*Exercise requirements*
Each record is to be transcribed exactly.

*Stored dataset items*

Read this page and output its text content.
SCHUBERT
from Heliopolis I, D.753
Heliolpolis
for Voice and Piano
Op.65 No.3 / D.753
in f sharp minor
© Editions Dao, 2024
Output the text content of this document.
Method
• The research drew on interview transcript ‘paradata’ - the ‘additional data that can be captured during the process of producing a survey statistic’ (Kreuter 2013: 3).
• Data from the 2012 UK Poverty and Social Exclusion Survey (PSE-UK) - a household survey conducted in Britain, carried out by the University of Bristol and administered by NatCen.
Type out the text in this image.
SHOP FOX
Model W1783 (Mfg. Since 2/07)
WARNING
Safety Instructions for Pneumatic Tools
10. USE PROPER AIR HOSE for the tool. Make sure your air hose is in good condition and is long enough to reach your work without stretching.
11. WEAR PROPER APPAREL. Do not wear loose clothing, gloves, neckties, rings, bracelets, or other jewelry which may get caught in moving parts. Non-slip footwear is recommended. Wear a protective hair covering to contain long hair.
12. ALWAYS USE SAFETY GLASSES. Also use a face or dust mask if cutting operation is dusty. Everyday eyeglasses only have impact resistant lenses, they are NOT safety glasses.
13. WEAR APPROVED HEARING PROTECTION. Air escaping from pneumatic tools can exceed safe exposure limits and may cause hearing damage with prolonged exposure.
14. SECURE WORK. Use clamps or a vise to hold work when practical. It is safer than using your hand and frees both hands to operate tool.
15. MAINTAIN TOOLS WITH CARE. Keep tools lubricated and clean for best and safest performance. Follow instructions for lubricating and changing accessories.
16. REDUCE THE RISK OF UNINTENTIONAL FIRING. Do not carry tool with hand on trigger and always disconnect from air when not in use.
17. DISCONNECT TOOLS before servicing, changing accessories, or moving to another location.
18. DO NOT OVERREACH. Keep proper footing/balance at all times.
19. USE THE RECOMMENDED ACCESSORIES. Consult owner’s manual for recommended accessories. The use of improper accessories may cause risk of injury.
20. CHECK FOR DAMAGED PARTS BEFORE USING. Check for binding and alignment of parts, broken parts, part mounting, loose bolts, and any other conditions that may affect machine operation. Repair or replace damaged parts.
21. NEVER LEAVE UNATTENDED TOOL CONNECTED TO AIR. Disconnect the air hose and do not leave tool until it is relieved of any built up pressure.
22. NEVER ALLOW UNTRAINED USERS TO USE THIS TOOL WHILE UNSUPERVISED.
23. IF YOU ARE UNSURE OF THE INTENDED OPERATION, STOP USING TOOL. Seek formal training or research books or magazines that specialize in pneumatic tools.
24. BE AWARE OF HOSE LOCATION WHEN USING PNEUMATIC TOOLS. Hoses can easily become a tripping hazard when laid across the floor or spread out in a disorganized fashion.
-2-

*Output of the exercise*
Read this page and output its text content.
SCHUBERT
from Heliopolis I, D.753
Heliolpolis
for Voice and Piano
Op.65 No.3 / D.753
in f sharp minor
© Editions Dao, 2024
Output the text content of this document.
Method
• The research drew on interview transcript ‘paradata’ - the ‘additional data that can be captured during the process of producing a survey statistic’ (Kreuter 2013: 3).
• Data from the 2012 UK Poverty and Social Exclusion Survey (PSE-UK) - a household survey conducted in Britain, carried out by the University of Bristol and administered by NatCen.
Type out the text in this image.
SHOP FOX
Model W1783 (Mfg. Since 2/07)
WARNING
Safety Instructions for Pneumatic Tools
10. USE PROPER AIR HOSE for the tool. Make sure your air hose is in good condition and is long enough to reach your work without stretching.
11. WEAR PROPER APPAREL. Do not wear loose clothing, gloves, neckties, rings, bracelets, or other jewelry which may get caught in moving parts. Non-slip footwear is recommended. Wear a protective hair covering to contain long hair.
12. ALWAYS USE SAFETY GLASSES. Also use a face or dust mask if cutting operation is dusty. Everyday eyeglasses only have impact resistant lenses, they are NOT safety glasses.
13. WEAR APPROVED HEARING PROTECTION. Air escaping from pneumatic tools can exceed safe exposure limits and may cause hearing damage with prolonged exposure.
14. SECURE WORK. Use clamps or a vise to hold work when practical. It is safer than using your hand and frees both hands to operate tool.
15. MAINTAIN TOOLS WITH CARE. Keep tools lubricated and clean for best and safest performance. Follow instructions for lubricating and changing accessories.
16. REDUCE THE RISK OF UNINTENTIONAL FIRING. Do not carry tool with hand on trigger and always disconnect from air when not in use.
17. DISCONNECT TOOLS before servicing, changing accessories, or moving to another location.
18. DO NOT OVERREACH. Keep proper footing/balance at all times.
19. USE THE RECOMMENDED ACCESSORIES. Consult owner’s manual for recommended accessories. The use of improper accessories may cause risk of injury.
20. CHECK FOR DAMAGED PARTS BEFORE USING. Check for binding and alignment of parts, broken parts, part mounting, loose bolts, and any other conditions that may affect machine operation. Repair or replace damaged parts.
21. NEVER LEAVE UNATTENDED TOOL CONNECTED TO AIR. Disconnect the air hose and do not leave tool until it is relieved of any built up pressure.
22. NEVER ALLOW UNTRAINED USERS TO USE THIS TOOL WHILE UNSUPERVISED.
23. IF YOU ARE UNSURE OF THE INTENDED OPERATION, STOP USING TOOL. Seek formal training or research books or magazines that specialize in pneumatic tools.
24. BE AWARE OF HOSE LOCATION WHEN USING PNEUMATIC TOOLS. Hoses can easily become a tripping hazard when laid across the floor or spread out in a disorganized fashion.
-2-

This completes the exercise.